Rows from a figure dataset:
—————

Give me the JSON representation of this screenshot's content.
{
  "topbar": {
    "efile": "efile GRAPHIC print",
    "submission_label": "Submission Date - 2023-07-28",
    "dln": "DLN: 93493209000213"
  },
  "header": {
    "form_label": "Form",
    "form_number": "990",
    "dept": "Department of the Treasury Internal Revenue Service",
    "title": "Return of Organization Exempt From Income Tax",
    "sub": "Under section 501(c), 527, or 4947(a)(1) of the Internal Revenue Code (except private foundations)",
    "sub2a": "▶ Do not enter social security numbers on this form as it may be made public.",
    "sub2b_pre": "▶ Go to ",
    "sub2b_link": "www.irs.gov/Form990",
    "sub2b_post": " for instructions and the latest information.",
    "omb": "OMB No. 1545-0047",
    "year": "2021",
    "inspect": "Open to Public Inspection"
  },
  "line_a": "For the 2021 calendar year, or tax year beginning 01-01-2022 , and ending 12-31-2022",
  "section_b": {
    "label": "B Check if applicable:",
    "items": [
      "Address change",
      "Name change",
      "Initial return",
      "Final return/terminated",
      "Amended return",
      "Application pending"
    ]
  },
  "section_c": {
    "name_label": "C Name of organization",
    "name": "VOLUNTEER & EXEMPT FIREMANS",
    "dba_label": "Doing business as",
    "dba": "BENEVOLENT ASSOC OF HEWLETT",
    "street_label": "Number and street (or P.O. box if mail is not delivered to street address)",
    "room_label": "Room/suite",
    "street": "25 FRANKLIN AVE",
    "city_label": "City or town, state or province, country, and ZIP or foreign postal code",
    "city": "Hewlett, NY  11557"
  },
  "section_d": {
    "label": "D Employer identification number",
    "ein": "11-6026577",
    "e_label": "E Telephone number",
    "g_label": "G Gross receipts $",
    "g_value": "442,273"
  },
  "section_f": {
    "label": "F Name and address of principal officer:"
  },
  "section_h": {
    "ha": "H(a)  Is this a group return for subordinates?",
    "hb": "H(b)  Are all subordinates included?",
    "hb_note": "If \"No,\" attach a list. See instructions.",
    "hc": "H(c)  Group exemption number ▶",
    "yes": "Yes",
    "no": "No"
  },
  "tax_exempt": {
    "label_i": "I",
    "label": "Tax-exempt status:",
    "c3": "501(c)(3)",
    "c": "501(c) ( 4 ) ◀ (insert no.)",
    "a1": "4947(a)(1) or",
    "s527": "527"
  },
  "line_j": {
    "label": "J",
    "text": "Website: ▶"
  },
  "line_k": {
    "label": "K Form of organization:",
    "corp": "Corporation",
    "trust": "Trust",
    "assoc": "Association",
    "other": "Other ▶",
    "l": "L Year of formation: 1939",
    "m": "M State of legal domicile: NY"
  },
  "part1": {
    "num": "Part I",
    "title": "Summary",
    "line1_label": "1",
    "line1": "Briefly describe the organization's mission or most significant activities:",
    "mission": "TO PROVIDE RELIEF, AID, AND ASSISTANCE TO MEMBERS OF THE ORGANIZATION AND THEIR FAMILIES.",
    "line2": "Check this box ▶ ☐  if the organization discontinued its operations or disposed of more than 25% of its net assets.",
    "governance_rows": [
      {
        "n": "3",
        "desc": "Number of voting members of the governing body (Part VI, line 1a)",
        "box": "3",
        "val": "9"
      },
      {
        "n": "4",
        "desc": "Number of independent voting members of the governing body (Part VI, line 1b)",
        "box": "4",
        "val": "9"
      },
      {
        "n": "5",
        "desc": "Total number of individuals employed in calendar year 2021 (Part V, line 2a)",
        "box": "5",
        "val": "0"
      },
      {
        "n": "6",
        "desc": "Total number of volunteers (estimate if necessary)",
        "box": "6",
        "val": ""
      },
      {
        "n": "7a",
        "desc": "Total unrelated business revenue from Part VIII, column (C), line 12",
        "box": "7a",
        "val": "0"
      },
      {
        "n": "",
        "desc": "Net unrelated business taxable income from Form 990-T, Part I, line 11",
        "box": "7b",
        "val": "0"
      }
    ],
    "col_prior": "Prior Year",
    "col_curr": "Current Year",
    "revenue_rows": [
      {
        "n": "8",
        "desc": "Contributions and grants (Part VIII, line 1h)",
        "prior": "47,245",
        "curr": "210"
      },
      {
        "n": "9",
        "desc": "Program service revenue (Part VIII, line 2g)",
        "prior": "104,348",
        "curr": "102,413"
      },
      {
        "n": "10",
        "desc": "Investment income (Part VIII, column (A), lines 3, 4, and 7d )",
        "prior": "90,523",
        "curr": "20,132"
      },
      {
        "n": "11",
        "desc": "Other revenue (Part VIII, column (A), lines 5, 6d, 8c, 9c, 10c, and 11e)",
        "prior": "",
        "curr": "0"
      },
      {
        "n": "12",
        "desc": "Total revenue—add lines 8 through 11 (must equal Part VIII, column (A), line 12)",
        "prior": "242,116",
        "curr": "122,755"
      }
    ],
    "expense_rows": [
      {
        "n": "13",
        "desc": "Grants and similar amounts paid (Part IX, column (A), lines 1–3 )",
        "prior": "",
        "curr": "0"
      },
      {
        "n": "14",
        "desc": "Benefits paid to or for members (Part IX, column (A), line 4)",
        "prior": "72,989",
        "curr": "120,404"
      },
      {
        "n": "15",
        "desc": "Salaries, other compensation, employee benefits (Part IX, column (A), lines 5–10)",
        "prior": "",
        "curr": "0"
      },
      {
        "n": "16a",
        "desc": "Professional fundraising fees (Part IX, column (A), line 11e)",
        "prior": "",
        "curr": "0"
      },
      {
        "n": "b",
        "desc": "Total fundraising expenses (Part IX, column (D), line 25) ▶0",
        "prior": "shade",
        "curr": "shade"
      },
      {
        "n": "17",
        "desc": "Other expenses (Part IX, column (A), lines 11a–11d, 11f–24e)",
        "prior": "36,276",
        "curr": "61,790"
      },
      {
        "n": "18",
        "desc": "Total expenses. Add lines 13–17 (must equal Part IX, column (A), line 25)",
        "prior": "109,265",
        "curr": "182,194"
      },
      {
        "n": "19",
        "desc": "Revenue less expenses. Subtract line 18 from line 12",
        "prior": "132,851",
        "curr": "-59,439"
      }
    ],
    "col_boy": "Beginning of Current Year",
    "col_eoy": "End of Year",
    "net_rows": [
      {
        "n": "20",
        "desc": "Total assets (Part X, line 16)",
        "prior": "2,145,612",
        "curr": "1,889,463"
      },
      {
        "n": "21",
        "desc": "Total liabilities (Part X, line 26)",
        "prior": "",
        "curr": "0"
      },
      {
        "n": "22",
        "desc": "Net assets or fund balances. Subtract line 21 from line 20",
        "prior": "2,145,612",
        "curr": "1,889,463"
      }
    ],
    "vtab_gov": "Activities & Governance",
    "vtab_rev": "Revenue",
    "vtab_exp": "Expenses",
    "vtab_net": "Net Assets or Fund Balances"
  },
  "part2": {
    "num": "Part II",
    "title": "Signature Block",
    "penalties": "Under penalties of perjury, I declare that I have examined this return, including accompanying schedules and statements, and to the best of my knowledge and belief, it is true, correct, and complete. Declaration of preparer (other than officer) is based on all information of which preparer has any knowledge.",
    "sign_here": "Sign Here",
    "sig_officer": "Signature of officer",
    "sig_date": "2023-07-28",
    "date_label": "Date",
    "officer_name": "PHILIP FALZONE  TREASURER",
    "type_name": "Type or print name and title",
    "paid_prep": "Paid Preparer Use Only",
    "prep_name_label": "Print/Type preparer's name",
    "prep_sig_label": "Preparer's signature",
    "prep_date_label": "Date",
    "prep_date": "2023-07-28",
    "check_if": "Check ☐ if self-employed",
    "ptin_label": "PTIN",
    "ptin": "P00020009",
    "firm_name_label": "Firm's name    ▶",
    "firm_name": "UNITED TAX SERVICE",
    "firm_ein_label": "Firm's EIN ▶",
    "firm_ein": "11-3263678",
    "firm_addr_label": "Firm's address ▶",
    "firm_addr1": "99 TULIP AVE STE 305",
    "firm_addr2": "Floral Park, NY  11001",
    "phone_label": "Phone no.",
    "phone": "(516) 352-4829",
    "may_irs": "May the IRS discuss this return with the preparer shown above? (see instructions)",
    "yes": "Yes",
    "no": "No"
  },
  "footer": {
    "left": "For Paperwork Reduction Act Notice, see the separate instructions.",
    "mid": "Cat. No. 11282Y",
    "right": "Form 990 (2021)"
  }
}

—————

→ **What is asked**
Gather from the data above every line with the string "title".

→ **Finished answer**
    "title": "Return of Organization Exempt From Income Tax",
    "title": "Summary",
    "title": "Signature Block",
    "type_name": "Type or print name and title",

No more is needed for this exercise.